**GIVEN INSTRUCTION:** Read the lines that follow and pick out every one containing the word "TOTAL".
===== ENTRIES PROVIDED
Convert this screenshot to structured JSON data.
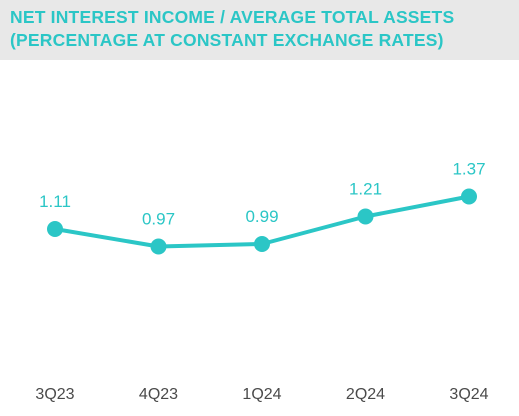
{
  "title_lines": [
    "NET INTEREST INCOME / AVERAGE TOTAL ASSETS",
    "(PERCENTAGE AT CONSTANT EXCHANGE RATES)"
  ],
  "colors": {
    "accent": "#2bc6c6",
    "title_background": "#e8e8e8",
    "axis_label": "#4a4a4a"
  },
  "chart_data": {
    "type": "line",
    "title": "NET INTEREST INCOME / AVERAGE TOTAL ASSETS (PERCENTAGE AT CONSTANT EXCHANGE RATES)",
    "categories": [
      "3Q23",
      "4Q23",
      "1Q24",
      "2Q24",
      "3Q24"
    ],
    "values": [
      1.11,
      0.97,
      0.99,
      1.21,
      1.37
    ],
    "data_labels": [
      "1.11",
      "0.97",
      "0.99",
      "1.21",
      "1.37"
    ],
    "xlabel": "",
    "ylabel": "",
    "grid": false,
    "legend": "none"
  }
}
==========
**ANSWER TO THIS TASK:**
    "NET INTEREST INCOME / AVERAGE TOTAL ASSETS",
    "title": "NET INTEREST INCOME / AVERAGE TOTAL ASSETS (PERCENTAGE AT CONSTANT EXCHANGE RATES)",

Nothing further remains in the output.